> **Written exercise**
Single out the lines of the material that contain "Better" and copy them.

> **Dataset content**
---

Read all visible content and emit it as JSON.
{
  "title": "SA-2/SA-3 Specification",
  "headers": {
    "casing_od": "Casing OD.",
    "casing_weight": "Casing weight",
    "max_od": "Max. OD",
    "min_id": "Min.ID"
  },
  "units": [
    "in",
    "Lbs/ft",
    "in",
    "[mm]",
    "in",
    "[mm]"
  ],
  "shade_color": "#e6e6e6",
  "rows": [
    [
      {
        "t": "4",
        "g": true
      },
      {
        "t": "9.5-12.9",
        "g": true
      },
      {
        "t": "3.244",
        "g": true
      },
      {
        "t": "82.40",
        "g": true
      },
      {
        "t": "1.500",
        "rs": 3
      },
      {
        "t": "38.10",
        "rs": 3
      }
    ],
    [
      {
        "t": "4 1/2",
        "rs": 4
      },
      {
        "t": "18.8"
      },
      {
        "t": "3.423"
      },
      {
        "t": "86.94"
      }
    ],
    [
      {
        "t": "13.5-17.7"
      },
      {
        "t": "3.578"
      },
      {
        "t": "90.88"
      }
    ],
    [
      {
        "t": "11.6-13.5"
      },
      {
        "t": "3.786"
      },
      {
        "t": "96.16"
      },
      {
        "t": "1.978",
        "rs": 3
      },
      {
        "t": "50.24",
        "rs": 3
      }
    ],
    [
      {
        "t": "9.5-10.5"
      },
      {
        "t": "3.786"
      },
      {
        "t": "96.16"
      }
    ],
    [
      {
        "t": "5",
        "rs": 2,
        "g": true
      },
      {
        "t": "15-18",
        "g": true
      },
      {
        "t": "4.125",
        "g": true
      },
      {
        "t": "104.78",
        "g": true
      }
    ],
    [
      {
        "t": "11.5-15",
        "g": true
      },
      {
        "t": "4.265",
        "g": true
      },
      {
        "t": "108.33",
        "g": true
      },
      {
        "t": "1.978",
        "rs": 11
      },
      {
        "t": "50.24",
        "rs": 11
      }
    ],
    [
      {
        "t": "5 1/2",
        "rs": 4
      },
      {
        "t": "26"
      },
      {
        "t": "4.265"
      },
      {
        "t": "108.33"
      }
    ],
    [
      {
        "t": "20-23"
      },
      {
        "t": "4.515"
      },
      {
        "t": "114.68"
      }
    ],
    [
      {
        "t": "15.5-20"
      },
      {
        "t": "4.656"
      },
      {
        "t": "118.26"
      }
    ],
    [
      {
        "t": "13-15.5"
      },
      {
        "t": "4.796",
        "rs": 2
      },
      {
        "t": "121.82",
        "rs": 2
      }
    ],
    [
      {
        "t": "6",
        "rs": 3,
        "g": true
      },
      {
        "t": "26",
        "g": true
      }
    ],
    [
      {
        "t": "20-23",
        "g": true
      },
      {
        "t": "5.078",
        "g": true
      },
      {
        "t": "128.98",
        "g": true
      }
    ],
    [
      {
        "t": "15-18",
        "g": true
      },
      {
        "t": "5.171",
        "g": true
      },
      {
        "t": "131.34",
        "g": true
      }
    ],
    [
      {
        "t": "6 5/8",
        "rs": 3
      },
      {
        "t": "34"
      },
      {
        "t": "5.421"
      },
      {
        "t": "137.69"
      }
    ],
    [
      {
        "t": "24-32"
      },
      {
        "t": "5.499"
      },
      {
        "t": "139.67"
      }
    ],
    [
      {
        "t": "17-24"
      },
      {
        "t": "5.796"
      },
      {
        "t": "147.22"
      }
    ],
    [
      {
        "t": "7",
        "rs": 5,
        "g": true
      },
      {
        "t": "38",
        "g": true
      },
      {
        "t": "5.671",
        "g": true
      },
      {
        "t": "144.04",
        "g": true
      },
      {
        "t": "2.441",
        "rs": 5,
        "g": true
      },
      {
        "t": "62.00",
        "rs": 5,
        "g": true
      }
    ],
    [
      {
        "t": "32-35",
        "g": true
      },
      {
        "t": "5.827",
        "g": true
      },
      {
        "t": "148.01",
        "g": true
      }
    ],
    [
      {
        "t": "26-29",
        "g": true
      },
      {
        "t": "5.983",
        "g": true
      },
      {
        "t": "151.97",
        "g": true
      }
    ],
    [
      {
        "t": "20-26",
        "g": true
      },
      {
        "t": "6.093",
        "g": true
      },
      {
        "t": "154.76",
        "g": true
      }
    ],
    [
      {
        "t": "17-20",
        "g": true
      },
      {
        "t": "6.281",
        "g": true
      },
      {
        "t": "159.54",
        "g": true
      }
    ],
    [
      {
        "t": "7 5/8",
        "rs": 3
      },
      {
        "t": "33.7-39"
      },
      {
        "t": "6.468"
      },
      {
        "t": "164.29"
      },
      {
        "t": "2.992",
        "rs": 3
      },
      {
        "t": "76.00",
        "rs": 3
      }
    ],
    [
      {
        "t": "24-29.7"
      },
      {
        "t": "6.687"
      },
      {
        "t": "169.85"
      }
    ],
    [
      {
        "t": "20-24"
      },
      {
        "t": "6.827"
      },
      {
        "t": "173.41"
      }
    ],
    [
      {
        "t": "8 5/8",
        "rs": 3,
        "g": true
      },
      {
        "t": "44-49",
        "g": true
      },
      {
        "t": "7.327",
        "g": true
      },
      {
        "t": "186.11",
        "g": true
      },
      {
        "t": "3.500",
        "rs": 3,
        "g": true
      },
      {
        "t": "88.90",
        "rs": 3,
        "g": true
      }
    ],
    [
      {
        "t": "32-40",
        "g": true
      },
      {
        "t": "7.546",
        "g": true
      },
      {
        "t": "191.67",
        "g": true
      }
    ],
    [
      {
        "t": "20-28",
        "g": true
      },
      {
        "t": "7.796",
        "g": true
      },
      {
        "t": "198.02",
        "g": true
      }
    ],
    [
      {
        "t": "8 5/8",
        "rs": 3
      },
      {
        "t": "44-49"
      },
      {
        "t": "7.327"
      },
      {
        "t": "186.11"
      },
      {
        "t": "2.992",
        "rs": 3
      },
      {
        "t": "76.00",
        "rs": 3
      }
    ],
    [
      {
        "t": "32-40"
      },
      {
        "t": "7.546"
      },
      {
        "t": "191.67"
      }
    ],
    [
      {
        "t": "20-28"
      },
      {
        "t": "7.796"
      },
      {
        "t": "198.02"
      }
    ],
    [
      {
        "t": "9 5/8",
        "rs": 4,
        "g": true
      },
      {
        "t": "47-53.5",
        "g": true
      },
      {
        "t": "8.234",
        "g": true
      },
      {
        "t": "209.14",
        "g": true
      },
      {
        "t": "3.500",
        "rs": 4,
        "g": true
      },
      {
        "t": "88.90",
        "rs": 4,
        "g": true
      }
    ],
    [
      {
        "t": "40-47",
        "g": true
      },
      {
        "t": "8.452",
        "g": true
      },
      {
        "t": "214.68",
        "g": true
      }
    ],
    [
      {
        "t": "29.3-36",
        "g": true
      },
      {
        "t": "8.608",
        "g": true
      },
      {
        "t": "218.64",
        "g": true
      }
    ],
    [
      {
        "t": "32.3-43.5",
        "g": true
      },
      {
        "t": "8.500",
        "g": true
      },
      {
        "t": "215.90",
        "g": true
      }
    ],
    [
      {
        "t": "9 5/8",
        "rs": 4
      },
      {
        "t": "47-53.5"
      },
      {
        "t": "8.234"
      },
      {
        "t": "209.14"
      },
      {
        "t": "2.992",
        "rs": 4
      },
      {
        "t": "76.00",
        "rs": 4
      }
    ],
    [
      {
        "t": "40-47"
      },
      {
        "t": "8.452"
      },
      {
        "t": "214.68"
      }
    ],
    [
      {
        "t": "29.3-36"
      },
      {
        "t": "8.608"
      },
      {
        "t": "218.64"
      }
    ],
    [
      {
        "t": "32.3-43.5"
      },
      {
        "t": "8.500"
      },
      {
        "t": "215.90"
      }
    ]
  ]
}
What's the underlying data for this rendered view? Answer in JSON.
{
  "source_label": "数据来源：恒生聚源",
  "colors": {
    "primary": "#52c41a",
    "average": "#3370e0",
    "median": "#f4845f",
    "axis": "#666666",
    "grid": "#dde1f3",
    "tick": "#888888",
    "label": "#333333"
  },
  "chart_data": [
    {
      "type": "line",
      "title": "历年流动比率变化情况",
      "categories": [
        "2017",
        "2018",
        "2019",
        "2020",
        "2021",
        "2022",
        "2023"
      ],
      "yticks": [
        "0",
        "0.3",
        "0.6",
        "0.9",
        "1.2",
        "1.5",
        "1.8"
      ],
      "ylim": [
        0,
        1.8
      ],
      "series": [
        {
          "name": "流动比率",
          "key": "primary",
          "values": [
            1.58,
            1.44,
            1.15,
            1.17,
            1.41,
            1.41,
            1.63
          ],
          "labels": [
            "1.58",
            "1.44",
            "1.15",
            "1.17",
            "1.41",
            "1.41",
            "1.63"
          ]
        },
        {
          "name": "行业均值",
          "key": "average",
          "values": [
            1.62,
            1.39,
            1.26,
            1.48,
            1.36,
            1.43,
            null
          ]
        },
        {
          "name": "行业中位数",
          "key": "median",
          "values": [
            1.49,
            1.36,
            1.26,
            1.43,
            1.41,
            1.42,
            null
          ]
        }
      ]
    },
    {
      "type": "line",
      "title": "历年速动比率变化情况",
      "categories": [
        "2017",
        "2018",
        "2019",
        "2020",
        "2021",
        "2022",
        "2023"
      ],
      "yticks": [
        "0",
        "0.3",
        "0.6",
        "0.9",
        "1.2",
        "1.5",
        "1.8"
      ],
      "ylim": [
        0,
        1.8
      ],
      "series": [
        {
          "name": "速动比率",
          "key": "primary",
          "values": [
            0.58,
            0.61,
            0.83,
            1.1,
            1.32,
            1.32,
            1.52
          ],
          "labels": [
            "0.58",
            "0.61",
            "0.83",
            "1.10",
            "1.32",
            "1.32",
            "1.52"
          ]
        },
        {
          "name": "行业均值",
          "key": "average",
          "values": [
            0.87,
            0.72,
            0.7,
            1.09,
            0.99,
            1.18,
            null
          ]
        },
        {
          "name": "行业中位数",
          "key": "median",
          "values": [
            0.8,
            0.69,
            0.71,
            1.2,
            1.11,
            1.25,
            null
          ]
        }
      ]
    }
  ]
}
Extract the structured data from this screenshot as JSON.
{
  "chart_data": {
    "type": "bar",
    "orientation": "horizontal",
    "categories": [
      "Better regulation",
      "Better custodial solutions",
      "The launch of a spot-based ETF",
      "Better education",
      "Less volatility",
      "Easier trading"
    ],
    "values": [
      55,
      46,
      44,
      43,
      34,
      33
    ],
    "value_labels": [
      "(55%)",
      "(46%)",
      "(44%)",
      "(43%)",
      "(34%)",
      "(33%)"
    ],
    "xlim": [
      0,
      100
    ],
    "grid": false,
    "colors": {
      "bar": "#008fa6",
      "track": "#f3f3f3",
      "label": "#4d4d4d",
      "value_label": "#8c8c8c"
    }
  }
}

---

> **Result of this task**
      "Better regulation",
      "Better custodial solutions",
      "Better education",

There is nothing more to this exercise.